Collection entries -
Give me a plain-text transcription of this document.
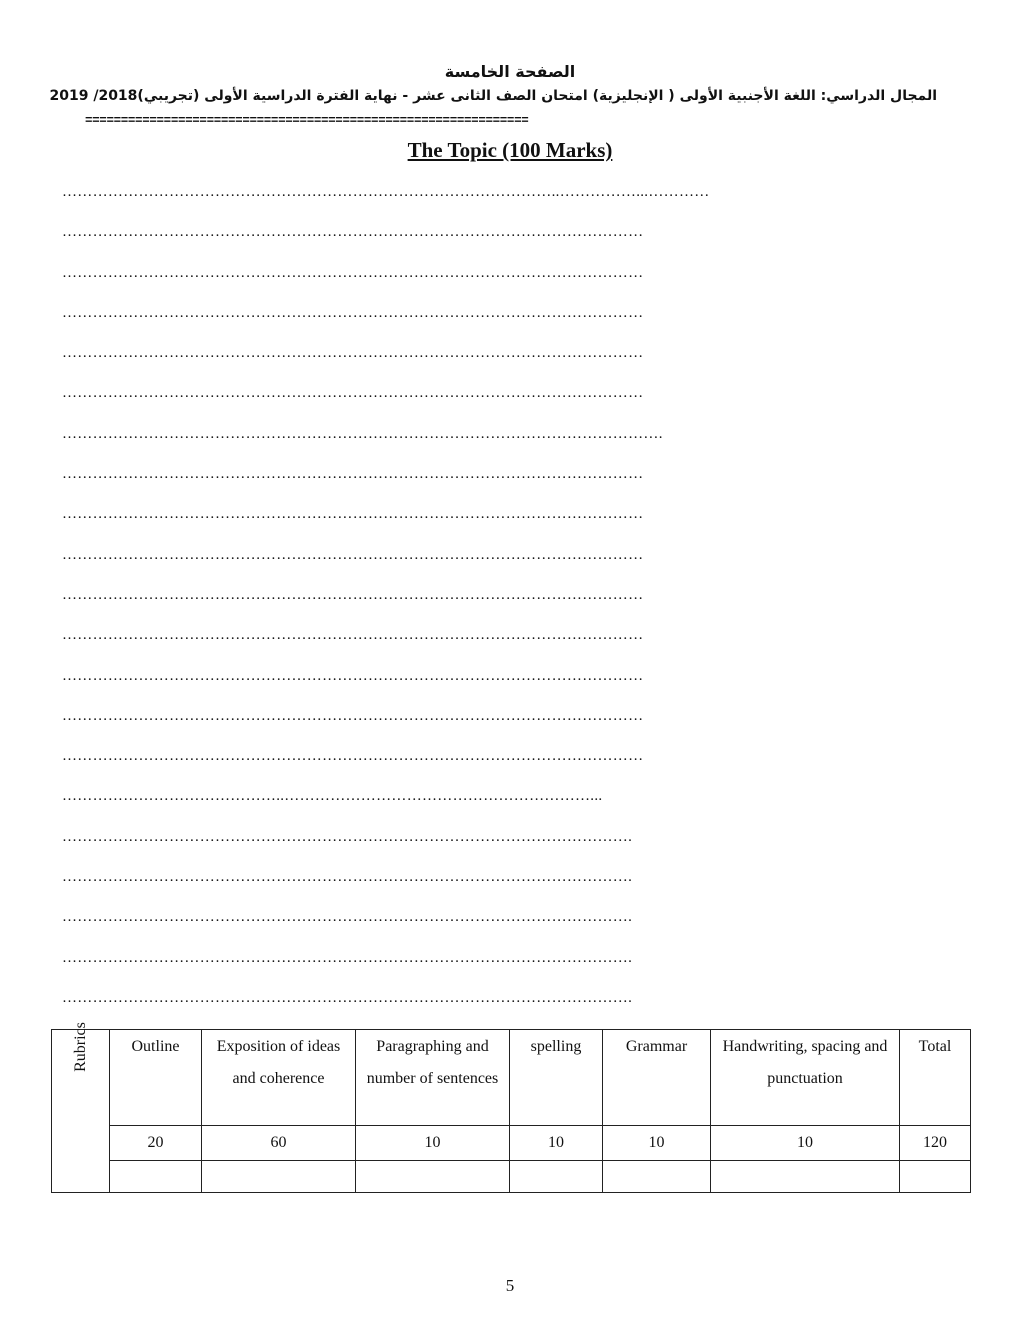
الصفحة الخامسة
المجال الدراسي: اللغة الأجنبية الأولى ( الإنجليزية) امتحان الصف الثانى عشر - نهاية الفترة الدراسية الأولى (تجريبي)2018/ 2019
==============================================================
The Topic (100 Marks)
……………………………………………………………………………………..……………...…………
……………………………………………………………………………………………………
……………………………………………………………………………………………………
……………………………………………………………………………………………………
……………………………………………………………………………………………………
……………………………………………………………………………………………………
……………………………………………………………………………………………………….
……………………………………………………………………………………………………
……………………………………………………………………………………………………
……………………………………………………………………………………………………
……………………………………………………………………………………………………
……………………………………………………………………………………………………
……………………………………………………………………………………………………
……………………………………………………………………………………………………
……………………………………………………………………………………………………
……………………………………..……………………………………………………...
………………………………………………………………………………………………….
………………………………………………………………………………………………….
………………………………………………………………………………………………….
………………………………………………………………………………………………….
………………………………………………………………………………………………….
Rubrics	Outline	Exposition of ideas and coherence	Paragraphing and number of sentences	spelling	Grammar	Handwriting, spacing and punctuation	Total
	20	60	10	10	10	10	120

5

GOAL OF THE EXERCISE - Every record above must be given again exactly; drop the pictures.

CORRECT RESPONSE -
Give me a plain-text transcription of this document.
الصفحة الخامسة
المجال الدراسي: اللغة الأجنبية الأولى ( الإنجليزية) امتحان الصف الثانى عشر - نهاية الفترة الدراسية الأولى (تجريبي)2018/ 2019
==============================================================
The Topic (100 Marks)
……………………………………………………………………………………..……………...…………
……………………………………………………………………………………………………
……………………………………………………………………………………………………
……………………………………………………………………………………………………
……………………………………………………………………………………………………
……………………………………………………………………………………………………
……………………………………………………………………………………………………….
……………………………………………………………………………………………………
……………………………………………………………………………………………………
……………………………………………………………………………………………………
……………………………………………………………………………………………………
……………………………………………………………………………………………………
……………………………………………………………………………………………………
……………………………………………………………………………………………………
……………………………………………………………………………………………………
……………………………………..……………………………………………………...
………………………………………………………………………………………………….
………………………………………………………………………………………………….
………………………………………………………………………………………………….
………………………………………………………………………………………………….
………………………………………………………………………………………………….
Rubrics	Outline	Exposition of ideas and coherence	Paragraphing and number of sentences	spelling	Grammar	Handwriting, spacing and punctuation	Total
	20	60	10	10	10	10	120

5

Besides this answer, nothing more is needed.